--- Data entries ---
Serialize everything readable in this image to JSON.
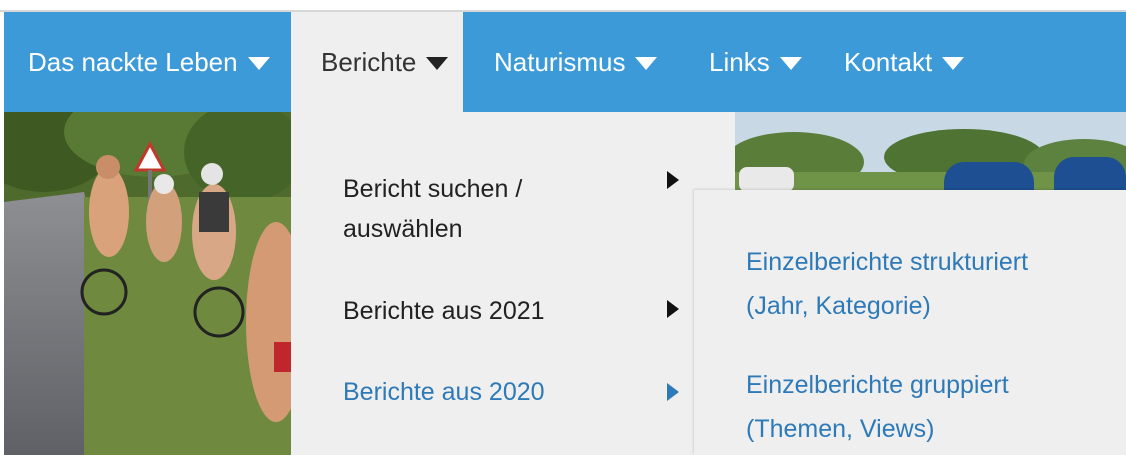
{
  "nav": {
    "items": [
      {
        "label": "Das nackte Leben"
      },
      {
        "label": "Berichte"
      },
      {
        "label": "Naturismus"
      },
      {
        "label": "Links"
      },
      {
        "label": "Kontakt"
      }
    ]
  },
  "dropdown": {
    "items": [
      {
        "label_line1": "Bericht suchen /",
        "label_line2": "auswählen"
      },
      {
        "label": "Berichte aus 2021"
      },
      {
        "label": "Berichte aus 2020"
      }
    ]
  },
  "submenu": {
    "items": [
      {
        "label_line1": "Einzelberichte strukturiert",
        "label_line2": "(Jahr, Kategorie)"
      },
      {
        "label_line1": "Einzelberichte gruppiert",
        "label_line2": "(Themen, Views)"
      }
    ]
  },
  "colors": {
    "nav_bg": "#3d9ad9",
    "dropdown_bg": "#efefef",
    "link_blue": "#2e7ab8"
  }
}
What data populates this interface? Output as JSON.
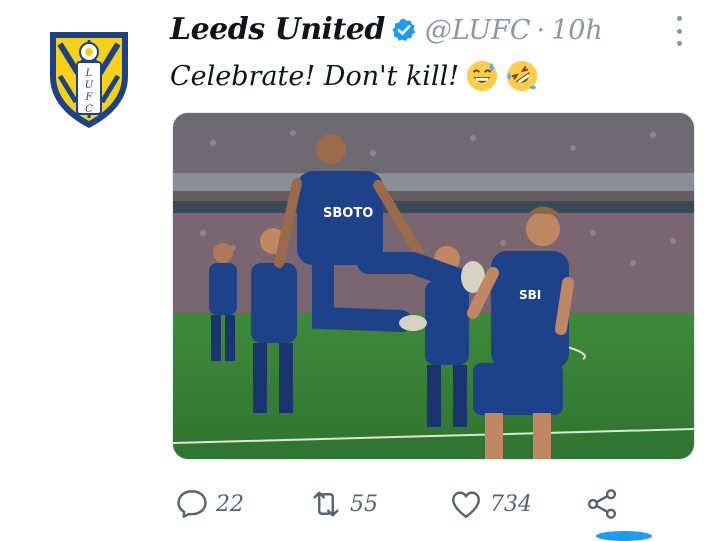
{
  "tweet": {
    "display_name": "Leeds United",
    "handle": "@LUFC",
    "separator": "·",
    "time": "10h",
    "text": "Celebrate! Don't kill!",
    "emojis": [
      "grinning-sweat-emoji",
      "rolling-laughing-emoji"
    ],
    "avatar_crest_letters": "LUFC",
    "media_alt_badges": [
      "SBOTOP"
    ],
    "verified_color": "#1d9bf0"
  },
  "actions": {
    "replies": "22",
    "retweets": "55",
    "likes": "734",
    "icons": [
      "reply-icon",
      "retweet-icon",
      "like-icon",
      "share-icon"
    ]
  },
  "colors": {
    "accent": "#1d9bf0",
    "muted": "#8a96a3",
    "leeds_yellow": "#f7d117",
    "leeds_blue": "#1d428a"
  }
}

--- Aim ---
Retype word for word the span of lines above that begins with the line containing "What data populates" and ends with the last line of the records; skip all pictures.

--- Result of this exercise ---
What data populates this interface? Output as JSON.
{
  "tweet": {
    "display_name": "Leeds United",
    "handle": "@LUFC",
    "separator": "·",
    "time": "10h",
    "text": "Celebrate! Don't kill!",
    "emojis": [
      "grinning-sweat-emoji",
      "rolling-laughing-emoji"
    ],
    "avatar_crest_letters": "LUFC",
    "media_alt_badges": [
      "SBOTOP"
    ],
    "verified_color": "#1d9bf0"
  },
  "actions": {
    "replies": "22",
    "retweets": "55",
    "likes": "734",
    "icons": [
      "reply-icon",
      "retweet-icon",
      "like-icon",
      "share-icon"
    ]
  },
  "colors": {
    "accent": "#1d9bf0",
    "muted": "#8a96a3",
    "leeds_yellow": "#f7d117",
    "leeds_blue": "#1d428a"
  }
}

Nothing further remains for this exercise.